■ **EXERCISE**
Leaving out all pictures, transcribe exactly the lines between the line with "Read this page and output its text content." and the last line of the records below, both included.

--- Begin DATASET ROWS ---

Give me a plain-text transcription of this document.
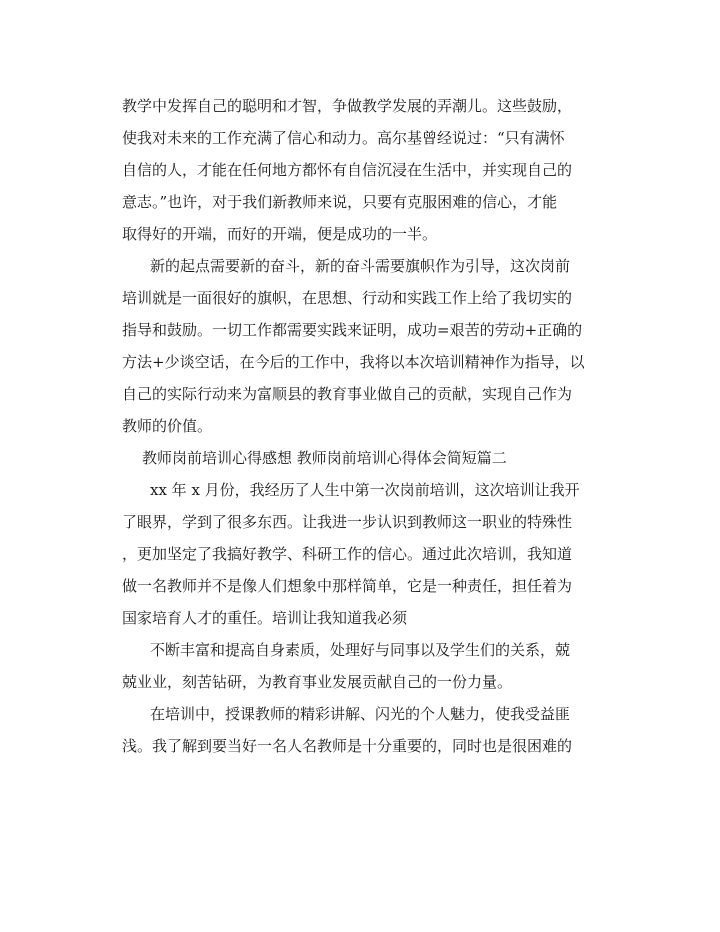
教学中发挥自己的聪明和才智，争做教学发展的弄潮儿。这些鼓励，
使我对未来的工作充满了信心和动力。高尔基曾经说过：“只有满怀
自信的人，才能在任何地方都怀有自信沉浸在生活中，并实现自己的
意志。”也许，对于我们新教师来说，只要有克服困难的信心，才能
取得好的开端，而好的开端，便是成功的一半。
新的起点需要新的奋斗，新的奋斗需要旗帜作为引导，这次岗前
培训就是一面很好的旗帜，在思想、行动和实践工作上给了我切实的
指导和鼓励。一切工作都需要实践来证明，成功=艰苦的劳动+正确的
方法+少谈空话，在今后的工作中，我将以本次培训精神作为指导，以
自己的实际行动来为富顺县的教育事业做自己的贡献，实现自己作为
教师的价值。
教师岗前培训心得感想 教师岗前培训心得体会简短篇二
xx 年 x 月份，我经历了人生中第一次岗前培训，这次培训让我开
了眼界，学到了很多东西。让我进一步认识到教师这一职业的特殊性
，更加坚定了我搞好教学、科研工作的信心。通过此次培训，我知道
做一名教师并不是像人们想象中那样简单，它是一种责任，担任着为
国家培育人才的重任。培训让我知道我必须
不断丰富和提高自身素质，处理好与同事以及学生们的关系，兢
兢业业，刻苦钻研，为教育事业发展贡献自己的一份力量。
在培训中，授课教师的精彩讲解、闪光的个人魅力，使我受益匪
浅。我了解到要当好一名人名教师是十分重要的，同时也是很困难的
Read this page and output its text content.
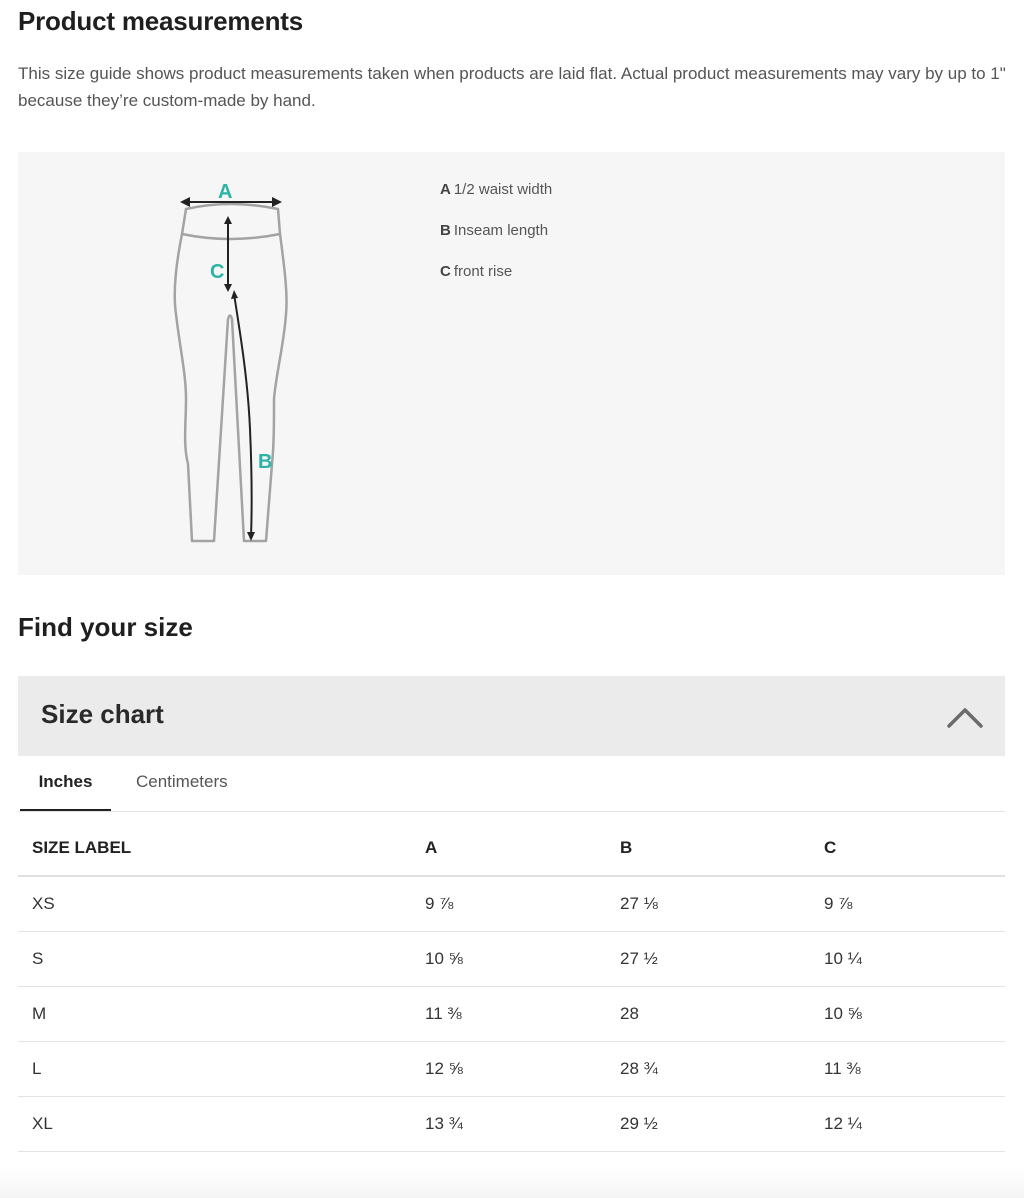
Product measurements

This size guide shows product measurements taken when products are laid flat. Actual product measurements may vary by up to 1" because they’re custom-made by hand.

A
C
B
A 1/2 waist width
B Inseam length
C front rise
Find your size
Size chart
Inches	Centimeters
SIZE LABEL	A	B	C
XS	9 ⅞	27 ⅛	9 ⅞
S	10 ⅝	27 ½	10 ¼
M	11 ⅜	28	10 ⅝
L	12 ⅝	28 ¾	11 ⅜
XL	13 ¾	29 ½	12 ¼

--- End DATASET ROWS ---

■ **RESPONSE FOR THIS EXERCISE**
Read this page and output its text content.
Product measurements

This size guide shows product measurements taken when products are laid flat. Actual product measurements may vary by up to 1" because they’re custom-made by hand.

A
C
B
A 1/2 waist width
B Inseam length
C front rise
Find your size
Size chart
Inches	Centimeters
SIZE LABEL	A	B	C
XS	9 ⅞	27 ⅛	9 ⅞
S	10 ⅝	27 ½	10 ¼
M	11 ⅜	28	10 ⅝
L	12 ⅝	28 ¾	11 ⅜
XL	13 ¾	29 ½	12 ¼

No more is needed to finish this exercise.